[Items from a data source]
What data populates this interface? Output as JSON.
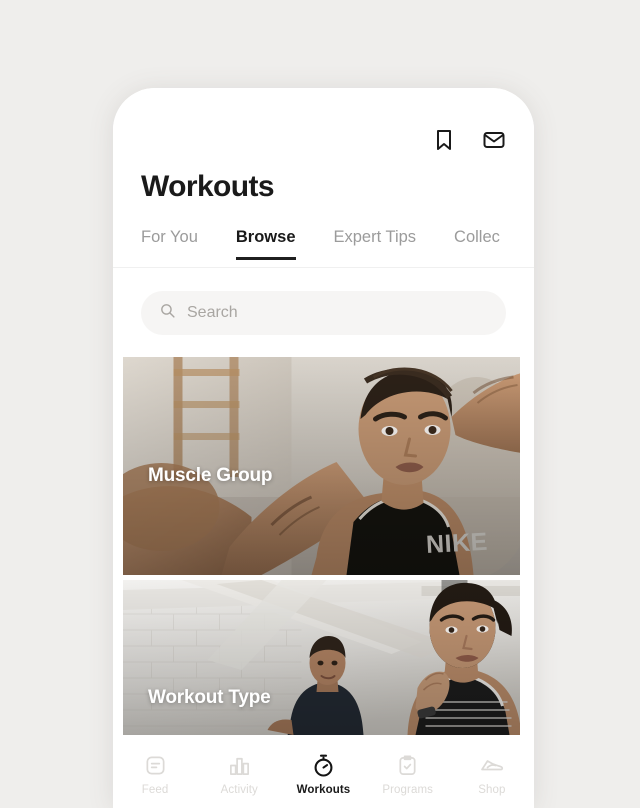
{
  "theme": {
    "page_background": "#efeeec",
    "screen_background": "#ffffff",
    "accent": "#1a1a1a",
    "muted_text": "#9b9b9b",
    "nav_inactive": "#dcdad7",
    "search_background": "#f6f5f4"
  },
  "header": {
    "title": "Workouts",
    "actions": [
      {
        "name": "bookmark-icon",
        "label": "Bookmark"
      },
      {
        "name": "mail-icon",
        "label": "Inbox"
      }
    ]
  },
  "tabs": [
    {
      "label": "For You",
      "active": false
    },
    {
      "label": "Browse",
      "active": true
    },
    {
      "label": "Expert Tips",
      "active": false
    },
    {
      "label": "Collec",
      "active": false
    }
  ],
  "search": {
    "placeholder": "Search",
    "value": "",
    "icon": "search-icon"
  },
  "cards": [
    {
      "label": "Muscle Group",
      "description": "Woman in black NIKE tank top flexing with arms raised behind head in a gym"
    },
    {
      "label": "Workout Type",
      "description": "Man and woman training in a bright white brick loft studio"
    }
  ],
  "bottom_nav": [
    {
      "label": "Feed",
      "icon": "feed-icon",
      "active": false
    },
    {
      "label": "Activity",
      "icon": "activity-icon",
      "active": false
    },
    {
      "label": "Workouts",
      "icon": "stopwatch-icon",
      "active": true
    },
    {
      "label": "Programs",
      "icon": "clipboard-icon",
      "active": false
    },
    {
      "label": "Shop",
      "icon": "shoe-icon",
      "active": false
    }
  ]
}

Exercise brief: Restate each entry word for word, leaving out any pictures.

Output of the task:
What data populates this interface? Output as JSON.
{
  "theme": {
    "page_background": "#efeeec",
    "screen_background": "#ffffff",
    "accent": "#1a1a1a",
    "muted_text": "#9b9b9b",
    "nav_inactive": "#dcdad7",
    "search_background": "#f6f5f4"
  },
  "header": {
    "title": "Workouts",
    "actions": [
      {
        "name": "bookmark-icon",
        "label": "Bookmark"
      },
      {
        "name": "mail-icon",
        "label": "Inbox"
      }
    ]
  },
  "tabs": [
    {
      "label": "For You",
      "active": false
    },
    {
      "label": "Browse",
      "active": true
    },
    {
      "label": "Expert Tips",
      "active": false
    },
    {
      "label": "Collec",
      "active": false
    }
  ],
  "search": {
    "placeholder": "Search",
    "value": "",
    "icon": "search-icon"
  },
  "cards": [
    {
      "label": "Muscle Group",
      "description": "Woman in black NIKE tank top flexing with arms raised behind head in a gym"
    },
    {
      "label": "Workout Type",
      "description": "Man and woman training in a bright white brick loft studio"
    }
  ],
  "bottom_nav": [
    {
      "label": "Feed",
      "icon": "feed-icon",
      "active": false
    },
    {
      "label": "Activity",
      "icon": "activity-icon",
      "active": false
    },
    {
      "label": "Workouts",
      "icon": "stopwatch-icon",
      "active": true
    },
    {
      "label": "Programs",
      "icon": "clipboard-icon",
      "active": false
    },
    {
      "label": "Shop",
      "icon": "shoe-icon",
      "active": false
    }
  ]
}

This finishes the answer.